▶ **Aim of the exercise**:
Transcribe everything in the data word for word. Pictures are left out.

### Data provided

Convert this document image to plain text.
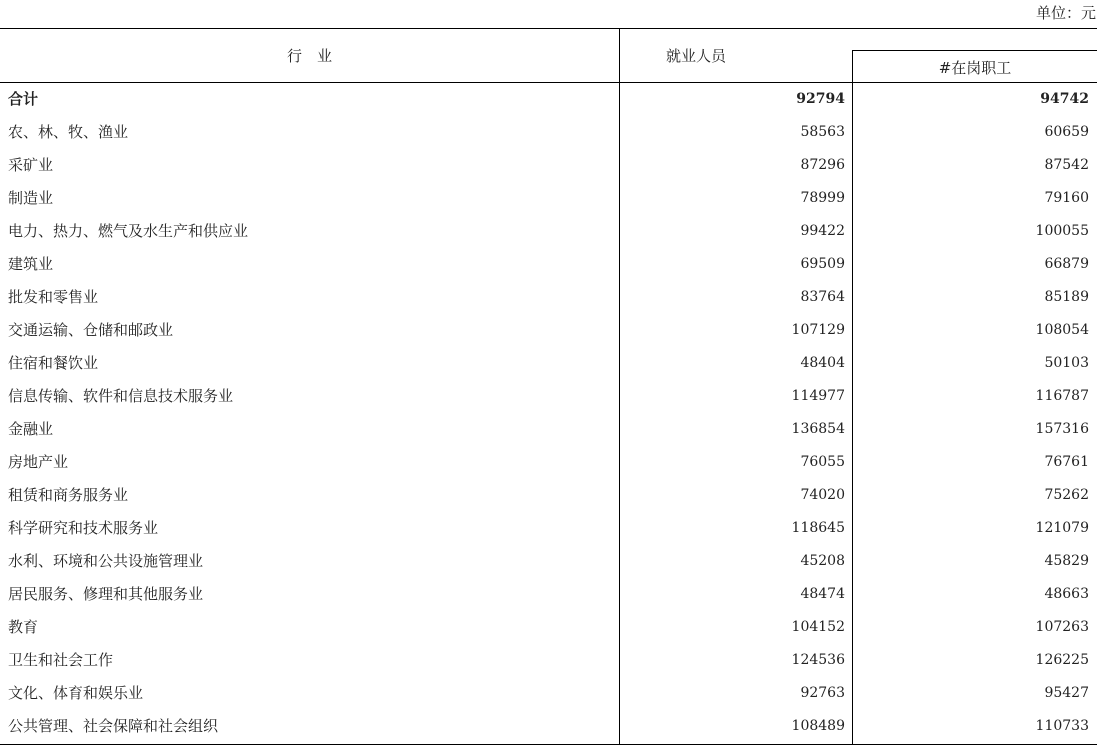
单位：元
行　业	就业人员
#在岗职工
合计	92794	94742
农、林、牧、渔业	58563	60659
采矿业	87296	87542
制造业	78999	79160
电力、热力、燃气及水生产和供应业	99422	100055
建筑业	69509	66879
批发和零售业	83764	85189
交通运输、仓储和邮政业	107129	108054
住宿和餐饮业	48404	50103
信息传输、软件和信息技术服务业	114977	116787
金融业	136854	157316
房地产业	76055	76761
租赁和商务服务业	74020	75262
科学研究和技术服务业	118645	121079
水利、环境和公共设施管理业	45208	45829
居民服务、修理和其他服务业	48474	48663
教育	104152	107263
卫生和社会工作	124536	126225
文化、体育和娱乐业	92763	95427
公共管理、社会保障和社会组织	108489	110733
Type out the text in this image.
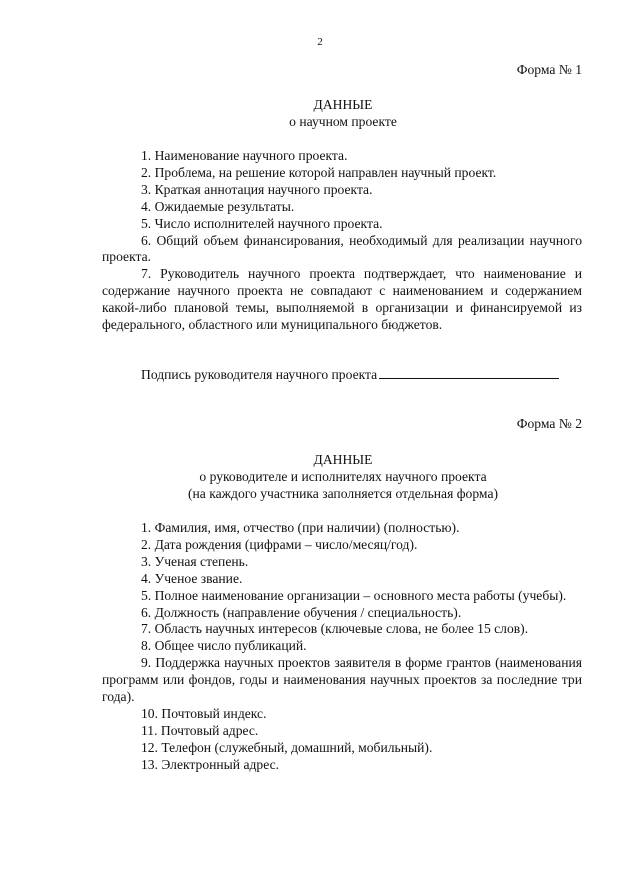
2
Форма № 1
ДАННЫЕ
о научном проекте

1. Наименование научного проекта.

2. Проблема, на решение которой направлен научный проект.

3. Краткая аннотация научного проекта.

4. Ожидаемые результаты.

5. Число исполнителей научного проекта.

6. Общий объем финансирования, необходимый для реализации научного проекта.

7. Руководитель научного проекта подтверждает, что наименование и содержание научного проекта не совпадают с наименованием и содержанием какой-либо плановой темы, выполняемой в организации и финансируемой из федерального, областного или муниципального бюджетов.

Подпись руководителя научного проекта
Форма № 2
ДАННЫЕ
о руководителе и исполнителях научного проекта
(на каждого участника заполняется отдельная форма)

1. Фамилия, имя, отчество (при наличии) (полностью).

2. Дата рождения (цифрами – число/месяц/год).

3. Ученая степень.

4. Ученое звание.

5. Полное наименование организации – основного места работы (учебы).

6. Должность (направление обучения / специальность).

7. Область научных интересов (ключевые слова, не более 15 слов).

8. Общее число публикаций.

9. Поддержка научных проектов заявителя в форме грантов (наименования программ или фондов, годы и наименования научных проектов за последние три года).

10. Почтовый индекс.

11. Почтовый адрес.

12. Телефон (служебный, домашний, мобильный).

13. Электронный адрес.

######

▶ **Task response**:
Convert this document image to plain text.
单位：元
行　业	就业人员
#在岗职工
合计	92794	94742
农、林、牧、渔业	58563	60659
采矿业	87296	87542
制造业	78999	79160
电力、热力、燃气及水生产和供应业	99422	100055
建筑业	69509	66879
批发和零售业	83764	85189
交通运输、仓储和邮政业	107129	108054
住宿和餐饮业	48404	50103
信息传输、软件和信息技术服务业	114977	116787
金融业	136854	157316
房地产业	76055	76761
租赁和商务服务业	74020	75262
科学研究和技术服务业	118645	121079
水利、环境和公共设施管理业	45208	45829
居民服务、修理和其他服务业	48474	48663
教育	104152	107263
卫生和社会工作	124536	126225
文化、体育和娱乐业	92763	95427
公共管理、社会保障和社会组织	108489	110733
Type out the text in this image.
2
Форма № 1
ДАННЫЕ
о научном проекте

1. Наименование научного проекта.

2. Проблема, на решение которой направлен научный проект.

3. Краткая аннотация научного проекта.

4. Ожидаемые результаты.

5. Число исполнителей научного проекта.

6. Общий объем финансирования, необходимый для реализации научного проекта.

7. Руководитель научного проекта подтверждает, что наименование и содержание научного проекта не совпадают с наименованием и содержанием какой-либо плановой темы, выполняемой в организации и финансируемой из федерального, областного или муниципального бюджетов.

Подпись руководителя научного проекта
Форма № 2
ДАННЫЕ
о руководителе и исполнителях научного проекта
(на каждого участника заполняется отдельная форма)

1. Фамилия, имя, отчество (при наличии) (полностью).

2. Дата рождения (цифрами – число/месяц/год).

3. Ученая степень.

4. Ученое звание.

5. Полное наименование организации – основного места работы (учебы).

6. Должность (направление обучения / специальность).

7. Область научных интересов (ключевые слова, не более 15 слов).

8. Общее число публикаций.

9. Поддержка научных проектов заявителя в форме грантов (наименования программ или фондов, годы и наименования научных проектов за последние три года).

10. Почтовый индекс.

11. Почтовый адрес.

12. Телефон (служебный, домашний, мобильный).

13. Электронный адрес.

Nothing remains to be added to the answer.